What you should do.
Gather up every line from the entries below that uses the word "ὅμως".

Raw records.
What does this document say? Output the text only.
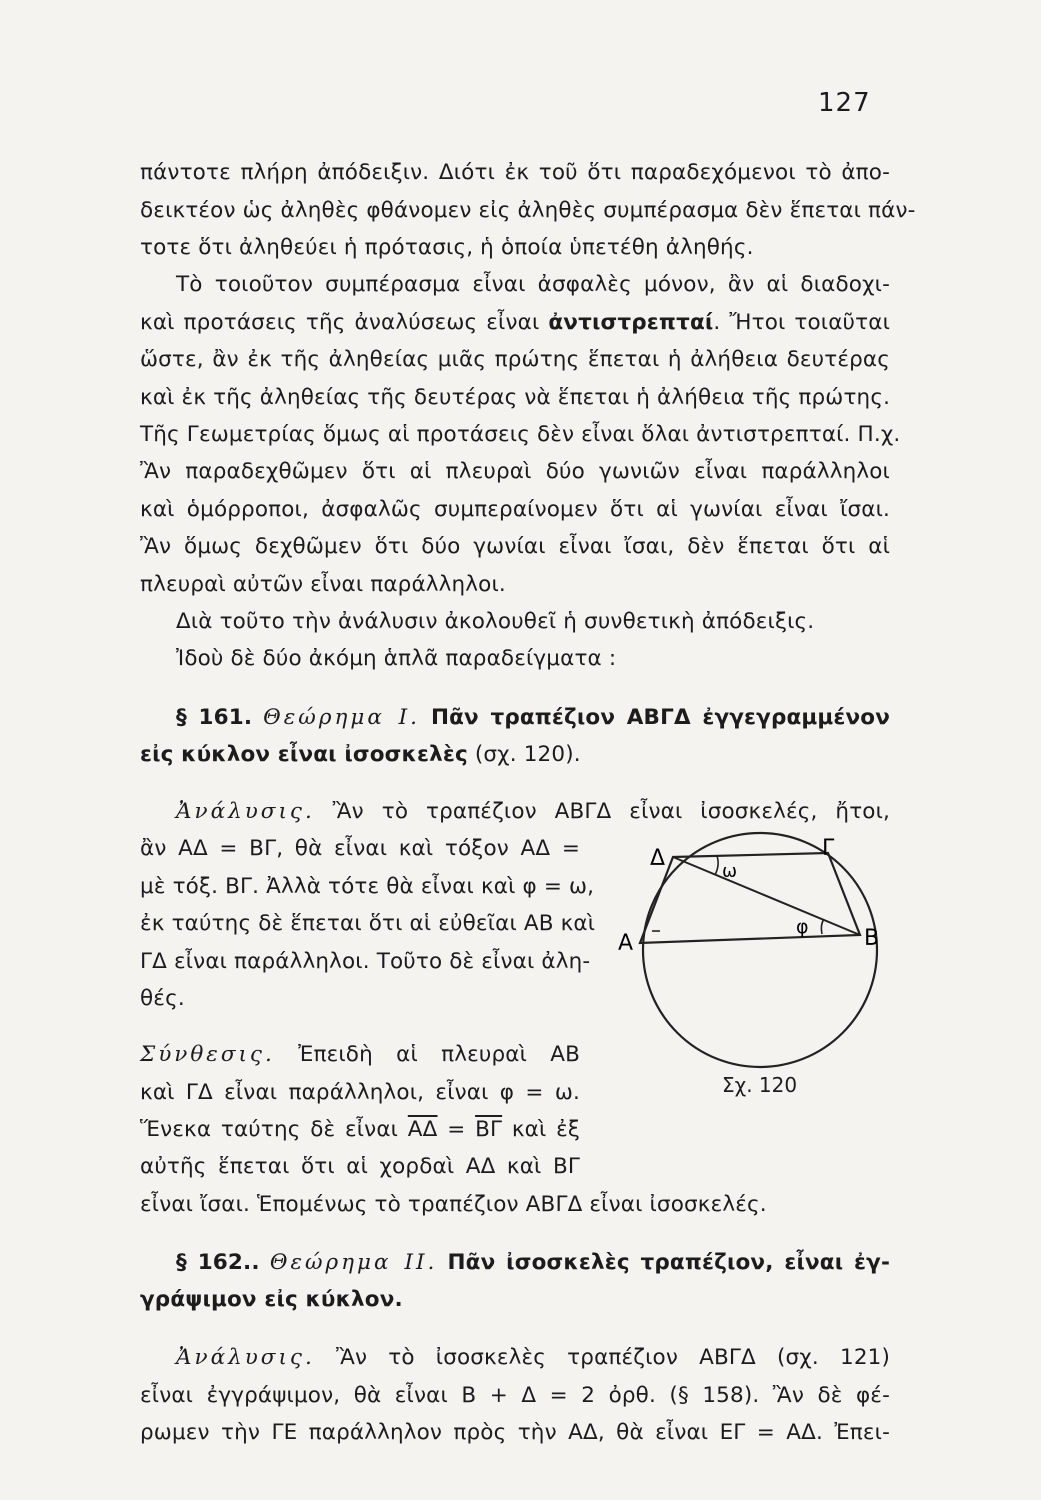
127
πάντοτε πλήρη ἀπόδειξιν. Διότι ἐκ τοῦ ὅτι παραδεχόμενοι τὸ ἀπο-
δεικτέον ὡς ἀληθὲς φθάνομεν εἰς ἀληθὲς συμπέρασμα δὲν ἕπεται πάν-
τοτε ὅτι ἀληθεύει ἡ πρότασις, ἡ ὁποία ὑπετέθη ἀληθής.
Τὸ τοιοῦτον συμπέρασμα εἶναι ἀσφαλὲς μόνον, ἂν αἱ διαδοχι-
καὶ προτάσεις τῆς ἀναλύσεως εἶναι ἀντιστρεπταί. Ἤτοι τοιαῦται
ὥστε, ἂν ἐκ τῆς ἀληθείας μιᾶς πρώτης ἕπεται ἡ ἀλήθεια δευτέρας
καὶ ἐκ τῆς ἀληθείας τῆς δευτέρας νὰ ἕπεται ἡ ἀλήθεια τῆς πρώτης.
Τῆς Γεωμετρίας ὅμως αἱ προτάσεις δὲν εἶναι ὅλαι ἀντιστρεπταί. Π.χ.
Ἂν παραδεχθῶμεν ὅτι αἱ πλευραὶ δύο γωνιῶν εἶναι παράλληλοι
καὶ ὁμόρροποι, ἀσφαλῶς συμπεραίνομεν ὅτι αἱ γωνίαι εἶναι ἴσαι.
Ἂν ὅμως δεχθῶμεν ὅτι δύο γωνίαι εἶναι ἴσαι, δὲν ἕπεται ὅτι αἱ
πλευραὶ αὐτῶν εἶναι παράλληλοι.
Διὰ τοῦτο τὴν ἀνάλυσιν ἀκολουθεῖ ἡ συνθετικὴ ἀπόδειξις.
Ἰδοὺ δὲ δύο ἀκόμη ἁπλᾶ παραδείγματα :
§ 161. Θεώρημα Ι. Πᾶν τραπέζιον ΑΒΓΔ ἐγγεγραμμένον
εἰς κύκλον εἶναι ἰσοσκελὲς (σχ. 120).
Ἀνάλυσις. Ἂν τὸ τραπέζιον ΑΒΓΔ εἶναι ἰσοσκελές, ἤτοι,
ἂν ΑΔ = ΒΓ, θὰ εἶναι καὶ τόξον ΑΔ =
μὲ τόξ. ΒΓ. Ἀλλὰ τότε θὰ εἶναι καὶ φ = ω,
ἐκ ταύτης δὲ ἕπεται ὅτι αἱ εὐθεῖαι ΑΒ καὶ
ΓΔ εἶναι παράλληλοι. Τοῦτο δὲ εἶναι ἀλη-
θές.
Σύνθεσις. Ἐπειδὴ αἱ πλευραὶ ΑΒ
καὶ ΓΔ εἶναι παράλληλοι, εἶναι φ = ω.
Ἕνεκα ταύτης δὲ εἶναι $\overline{A\Delta} = \overline{B\Gamma}$ καὶ ἐξ
αὐτῆς ἕπεται ὅτι αἱ χορδαὶ ΑΔ καὶ ΒΓ
εἶναι ἴσαι. Ἑπομένως τὸ τραπέζιον ΑΒΓΔ εἶναι ἰσοσκελές.
§ 162.. Θεώρημα ΙΙ. Πᾶν ἰσοσκελὲς τραπέζιον, εἶναι ἐγ-
γράψιμον εἰς κύκλον.
Ἀνάλυσις. Ἂν τὸ ἰσοσκελὲς τραπέζιον ΑΒΓΔ (σχ. 121)
εἶναι ἐγγράψιμον, θὰ εἶναι Β + Δ = 2 ὀρθ. (§ 158). Ἂν δὲ φέ-
ρωμεν τὴν ΓΕ παράλληλον πρὸς τὴν ΑΔ, θὰ εἶναι ΕΓ = ΑΔ. Ἐπει-
Δ	Γ
Β
Α
ω
φ
Σχ. 120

Written solution.
Τῆς Γεωμετρίας ὅμως αἱ προτάσεις δὲν εἶναι ὅλαι ἀντιστρεπταί. Π.χ.
Ἂν ὅμως δεχθῶμεν ὅτι δύο γωνίαι εἶναι ἴσαι, δὲν ἕπεται ὅτι αἱ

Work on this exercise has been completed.